Extract every line that contains the string "County".

**Provided data**

------------------------------

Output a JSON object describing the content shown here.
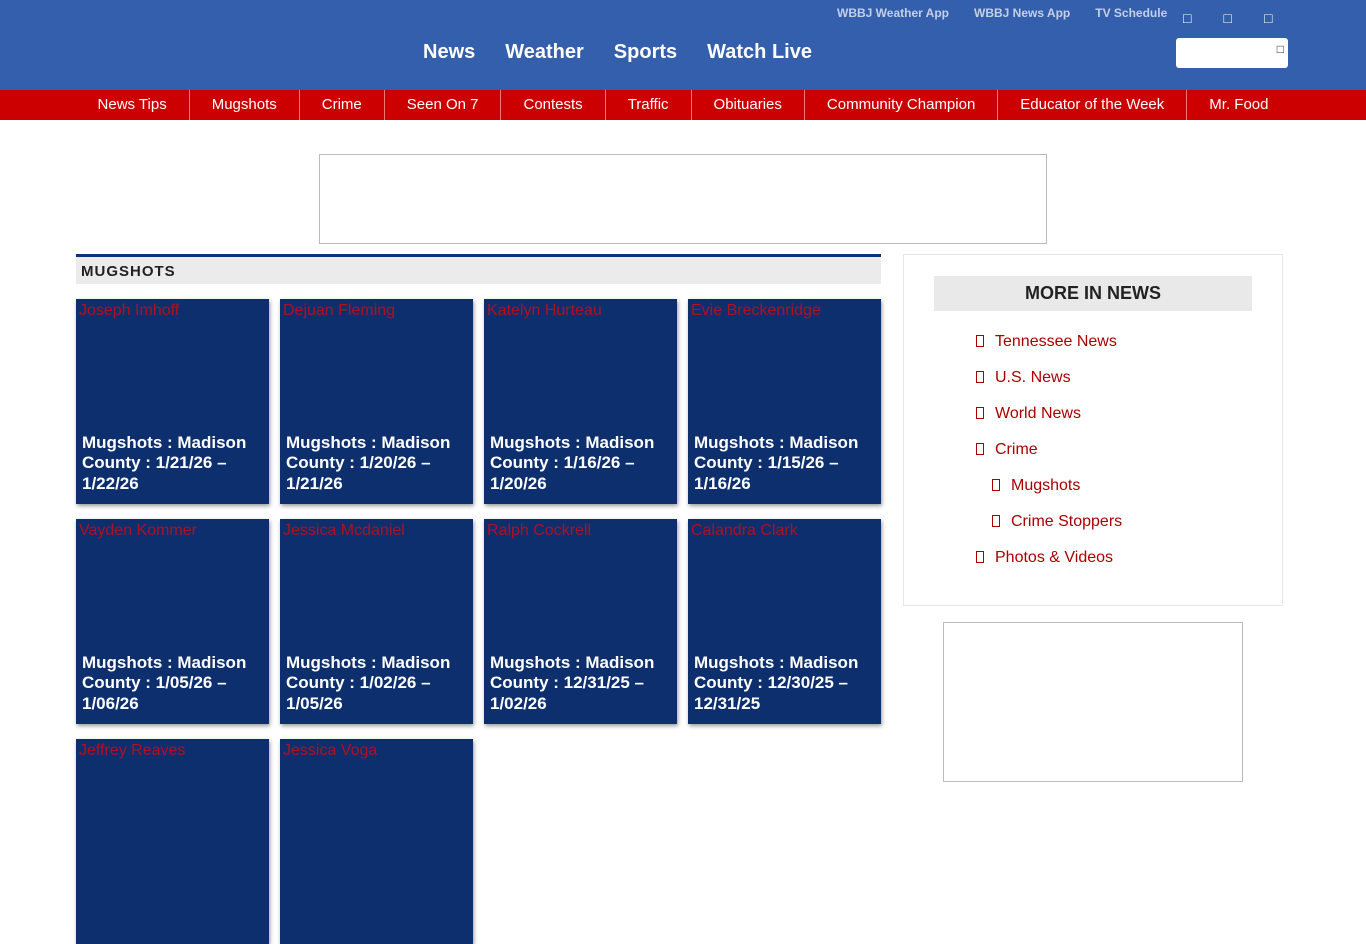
{
  "header": {
    "top_links": [
      "WBBJ Weather App",
      "WBBJ News App",
      "TV Schedule"
    ],
    "social_icons": [
      "facebook-icon",
      "twitter-icon",
      "instagram-icon"
    ],
    "main_nav": [
      "News",
      "Weather",
      "Sports",
      "Watch Live"
    ],
    "search": {
      "placeholder": "",
      "icon": "search-icon"
    }
  },
  "subnav": [
    "News Tips",
    "Mugshots",
    "Crime",
    "Seen On 7",
    "Contests",
    "Traffic",
    "Obituaries",
    "Community Champion",
    "Educator of the Week",
    "Mr. Food"
  ],
  "section_title": "MUGSHOTS",
  "cards": [
    {
      "alt": "Joseph Imhoff",
      "title": "Mugshots : Madison County : 1/21/26 – 1/22/26"
    },
    {
      "alt": "Dejuan Fleming",
      "title": "Mugshots : Madison County : 1/20/26 – 1/21/26"
    },
    {
      "alt": "Katelyn Hurteau",
      "title": "Mugshots : Madison County : 1/16/26 – 1/20/26"
    },
    {
      "alt": "Evie Breckenridge",
      "title": "Mugshots : Madison County : 1/15/26 – 1/16/26"
    },
    {
      "alt": "Vayden Kommer",
      "title": "Mugshots : Madison County : 1/05/26 – 1/06/26"
    },
    {
      "alt": "Jessica Mcdaniel",
      "title": "Mugshots : Madison County : 1/02/26 – 1/05/26"
    },
    {
      "alt": "Ralph Cockrell",
      "title": "Mugshots : Madison County : 12/31/25 – 1/02/26"
    },
    {
      "alt": "Calandra Clark",
      "title": "Mugshots : Madison County : 12/30/25 – 12/31/25"
    },
    {
      "alt": "Jeffrey Reaves",
      "title": ""
    },
    {
      "alt": "Jessica Voga",
      "title": ""
    }
  ],
  "sidebar": {
    "title": "MORE IN NEWS",
    "items": [
      {
        "label": "Tennessee News",
        "sub": false
      },
      {
        "label": "U.S. News",
        "sub": false
      },
      {
        "label": "World News",
        "sub": false
      },
      {
        "label": "Crime",
        "sub": false
      },
      {
        "label": "Mugshots",
        "sub": true
      },
      {
        "label": "Crime Stoppers",
        "sub": true
      },
      {
        "label": "Photos & Videos",
        "sub": false
      }
    ]
  },
  "colors": {
    "header": "#335fad",
    "subnav": "#cc0000",
    "card": "#0d2f6e",
    "link": "#aa0000"
  }
}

------------------------------

**Output of the task**
      "title": "Mugshots : Madison County : 1/21/26 – 1/22/26"
      "title": "Mugshots : Madison County : 1/20/26 – 1/21/26"
      "title": "Mugshots : Madison County : 1/16/26 – 1/20/26"
      "title": "Mugshots : Madison County : 1/15/26 – 1/16/26"
      "title": "Mugshots : Madison County : 1/05/26 – 1/06/26"
      "title": "Mugshots : Madison County : 1/02/26 – 1/05/26"
      "title": "Mugshots : Madison County : 12/31/25 – 1/02/26"
      "title": "Mugshots : Madison County : 12/30/25 – 12/31/25"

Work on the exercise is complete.